Aim: Reproduce all the lines below exactly and omit the images.

Records for this task:
* start *

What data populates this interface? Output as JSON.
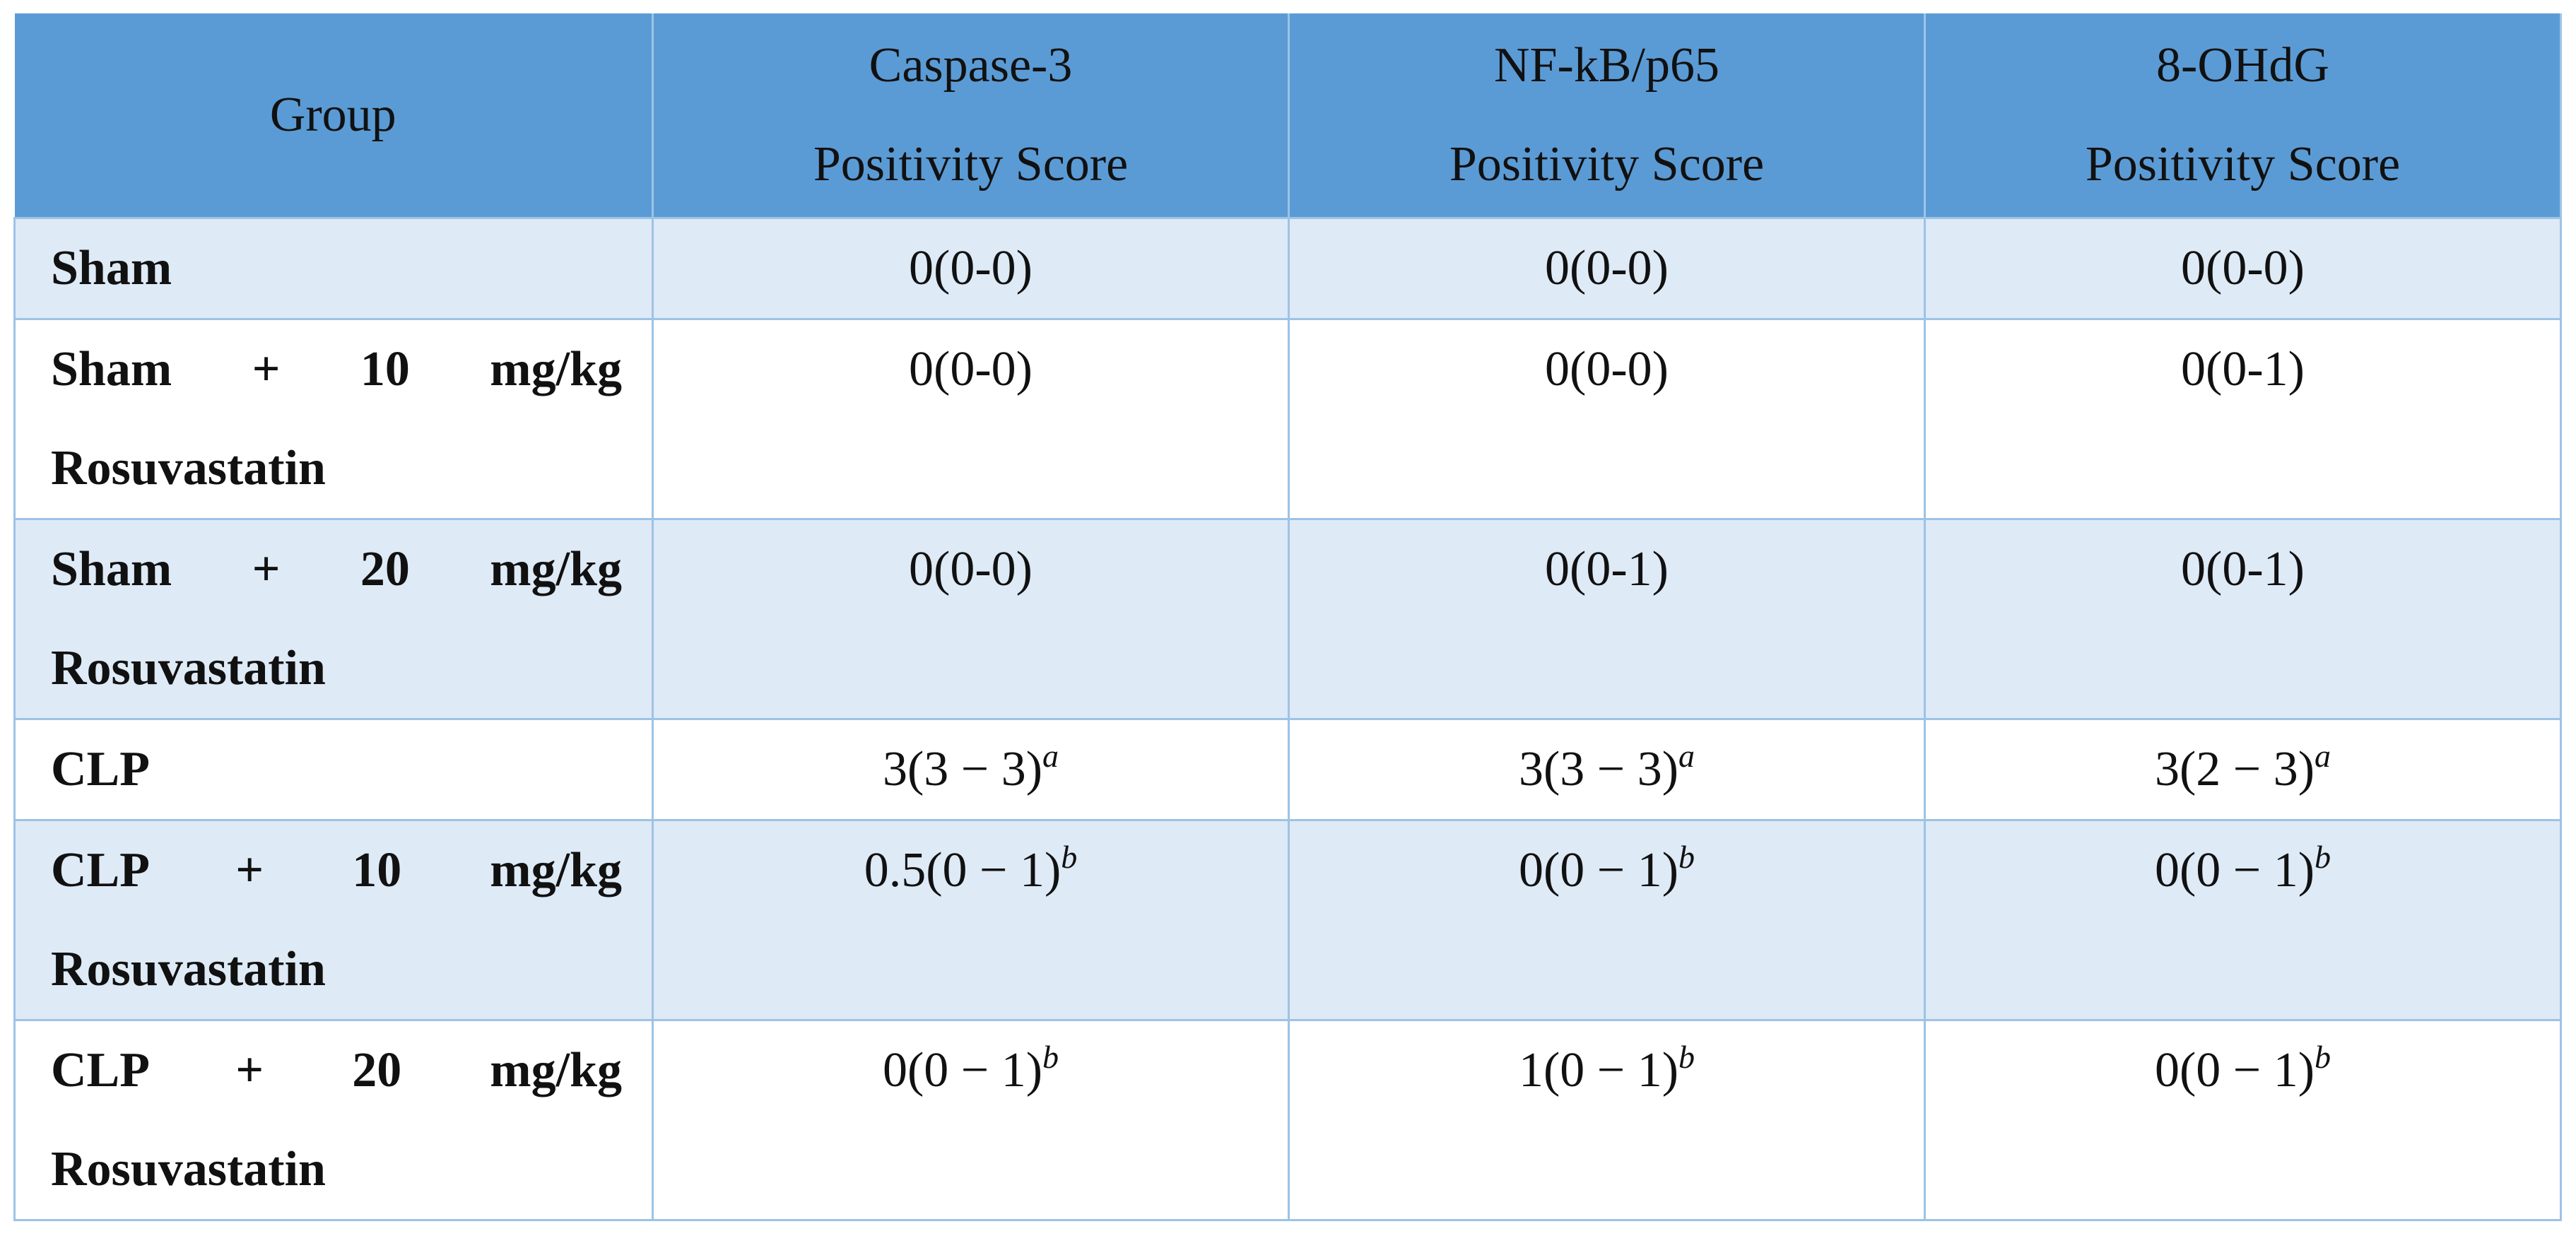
{
  "table": {
    "header": [
      [
        "Group"
      ],
      [
        "Caspase-3",
        "Positivity Score"
      ],
      [
        "NF-kB/p65",
        "Positivity Score"
      ],
      [
        "8-OHdG",
        "Positivity Score"
      ]
    ],
    "rows": [
      {
        "group": "Sham",
        "cells": [
          "0(0-0)",
          "0(0-0)",
          "0(0-0)"
        ]
      },
      {
        "group": "Sham + 10 mg/kg Rosuvastatin",
        "cells": [
          "0(0-0)",
          "0(0-0)",
          "0(0-1)"
        ]
      },
      {
        "group": "Sham + 20 mg/kg Rosuvastatin",
        "cells": [
          "0(0-0)",
          "0(0-1)",
          "0(0-1)"
        ]
      },
      {
        "group": "CLP",
        "cells": [
          {
            "text": "3(3 − 3)",
            "sup": "a"
          },
          {
            "text": "3(3 − 3)",
            "sup": "a"
          },
          {
            "text": "3(2 − 3)",
            "sup": "a"
          }
        ]
      },
      {
        "group": "CLP + 10 mg/kg Rosuvastatin",
        "cells": [
          {
            "text": "0.5(0 − 1)",
            "sup": "b"
          },
          {
            "text": "0(0 − 1)",
            "sup": "b"
          },
          {
            "text": "0(0 − 1)",
            "sup": "b"
          }
        ]
      },
      {
        "group": "CLP + 20 mg/kg Rosuvastatin",
        "cells": [
          {
            "text": "0(0 − 1)",
            "sup": "b"
          },
          {
            "text": "1(0 − 1)",
            "sup": "b"
          },
          {
            "text": "0(0 − 1)",
            "sup": "b"
          }
        ]
      }
    ]
  }
}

* end *

Written answer:
What data populates this interface? Output as JSON.
{
  "table": {
    "header": [
      [
        "Group"
      ],
      [
        "Caspase-3",
        "Positivity Score"
      ],
      [
        "NF-kB/p65",
        "Positivity Score"
      ],
      [
        "8-OHdG",
        "Positivity Score"
      ]
    ],
    "rows": [
      {
        "group": "Sham",
        "cells": [
          "0(0-0)",
          "0(0-0)",
          "0(0-0)"
        ]
      },
      {
        "group": "Sham + 10 mg/kg Rosuvastatin",
        "cells": [
          "0(0-0)",
          "0(0-0)",
          "0(0-1)"
        ]
      },
      {
        "group": "Sham + 20 mg/kg Rosuvastatin",
        "cells": [
          "0(0-0)",
          "0(0-1)",
          "0(0-1)"
        ]
      },
      {
        "group": "CLP",
        "cells": [
          {
            "text": "3(3 − 3)",
            "sup": "a"
          },
          {
            "text": "3(3 − 3)",
            "sup": "a"
          },
          {
            "text": "3(2 − 3)",
            "sup": "a"
          }
        ]
      },
      {
        "group": "CLP + 10 mg/kg Rosuvastatin",
        "cells": [
          {
            "text": "0.5(0 − 1)",
            "sup": "b"
          },
          {
            "text": "0(0 − 1)",
            "sup": "b"
          },
          {
            "text": "0(0 − 1)",
            "sup": "b"
          }
        ]
      },
      {
        "group": "CLP + 20 mg/kg Rosuvastatin",
        "cells": [
          {
            "text": "0(0 − 1)",
            "sup": "b"
          },
          {
            "text": "1(0 − 1)",
            "sup": "b"
          },
          {
            "text": "0(0 − 1)",
            "sup": "b"
          }
        ]
      }
    ]
  }
}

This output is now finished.